-- start of MATERIAL PROVIDED --

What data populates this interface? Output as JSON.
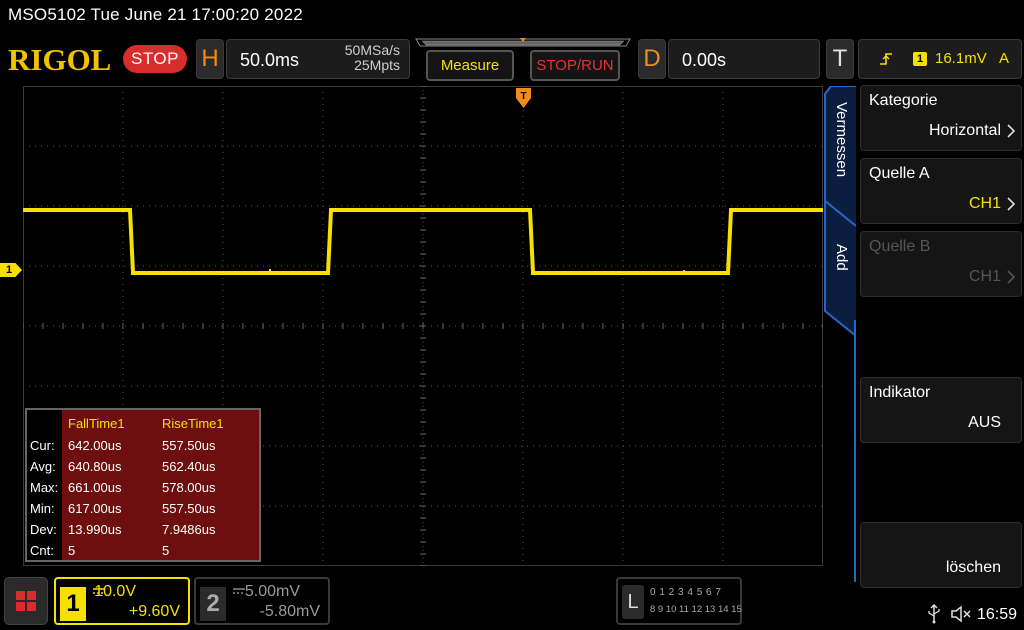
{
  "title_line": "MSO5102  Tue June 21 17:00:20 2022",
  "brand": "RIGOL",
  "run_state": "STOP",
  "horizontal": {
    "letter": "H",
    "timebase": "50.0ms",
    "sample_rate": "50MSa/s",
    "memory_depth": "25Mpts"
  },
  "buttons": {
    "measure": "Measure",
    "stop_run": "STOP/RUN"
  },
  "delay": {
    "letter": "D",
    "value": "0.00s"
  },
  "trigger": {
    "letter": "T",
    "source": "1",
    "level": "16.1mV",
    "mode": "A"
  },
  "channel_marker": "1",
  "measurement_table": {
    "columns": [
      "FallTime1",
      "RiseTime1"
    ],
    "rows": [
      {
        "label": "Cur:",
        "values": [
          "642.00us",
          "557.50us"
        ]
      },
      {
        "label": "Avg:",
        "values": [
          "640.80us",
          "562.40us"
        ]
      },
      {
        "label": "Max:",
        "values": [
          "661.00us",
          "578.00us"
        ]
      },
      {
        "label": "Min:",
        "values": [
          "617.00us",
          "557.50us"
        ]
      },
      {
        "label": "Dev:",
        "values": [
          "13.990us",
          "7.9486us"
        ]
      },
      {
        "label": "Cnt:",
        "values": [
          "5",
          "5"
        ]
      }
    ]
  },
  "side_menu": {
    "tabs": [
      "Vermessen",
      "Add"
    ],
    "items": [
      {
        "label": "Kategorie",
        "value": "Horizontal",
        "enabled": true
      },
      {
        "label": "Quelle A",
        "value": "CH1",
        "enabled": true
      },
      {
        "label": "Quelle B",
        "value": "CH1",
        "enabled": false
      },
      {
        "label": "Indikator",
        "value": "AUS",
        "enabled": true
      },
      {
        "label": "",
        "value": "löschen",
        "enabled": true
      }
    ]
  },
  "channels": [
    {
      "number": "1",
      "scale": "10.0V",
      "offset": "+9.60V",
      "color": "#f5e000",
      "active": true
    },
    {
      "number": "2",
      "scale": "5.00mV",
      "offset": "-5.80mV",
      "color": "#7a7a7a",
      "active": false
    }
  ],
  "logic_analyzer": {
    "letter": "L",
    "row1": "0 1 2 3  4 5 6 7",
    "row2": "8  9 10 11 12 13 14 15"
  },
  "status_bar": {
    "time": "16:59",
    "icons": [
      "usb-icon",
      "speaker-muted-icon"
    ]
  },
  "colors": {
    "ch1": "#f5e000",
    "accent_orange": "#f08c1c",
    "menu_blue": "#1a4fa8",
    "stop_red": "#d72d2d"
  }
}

-- end of MATERIAL PROVIDED --
-- start of MATERIAL PROVIDED --

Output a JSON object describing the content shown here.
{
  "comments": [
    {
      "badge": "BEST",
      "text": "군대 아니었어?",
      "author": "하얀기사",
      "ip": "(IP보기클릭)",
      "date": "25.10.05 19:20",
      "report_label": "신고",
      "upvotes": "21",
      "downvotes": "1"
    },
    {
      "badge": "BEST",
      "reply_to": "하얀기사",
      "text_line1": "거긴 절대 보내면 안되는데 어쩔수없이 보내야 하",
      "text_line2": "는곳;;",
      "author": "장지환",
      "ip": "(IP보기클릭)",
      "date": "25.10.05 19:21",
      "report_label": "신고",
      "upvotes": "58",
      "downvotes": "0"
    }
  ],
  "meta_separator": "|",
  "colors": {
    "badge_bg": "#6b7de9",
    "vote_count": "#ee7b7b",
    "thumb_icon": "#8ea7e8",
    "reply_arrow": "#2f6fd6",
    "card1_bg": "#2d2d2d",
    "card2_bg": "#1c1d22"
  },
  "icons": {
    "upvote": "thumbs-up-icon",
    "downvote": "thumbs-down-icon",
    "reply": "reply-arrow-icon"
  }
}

-- end of MATERIAL PROVIDED --

SET PROBLEM » Copy out every line of the listing that includes the string "JSON".

EXERCISE OUTPUT »
What data populates this interface? Output as JSON.
Output a JSON object describing the content shown here.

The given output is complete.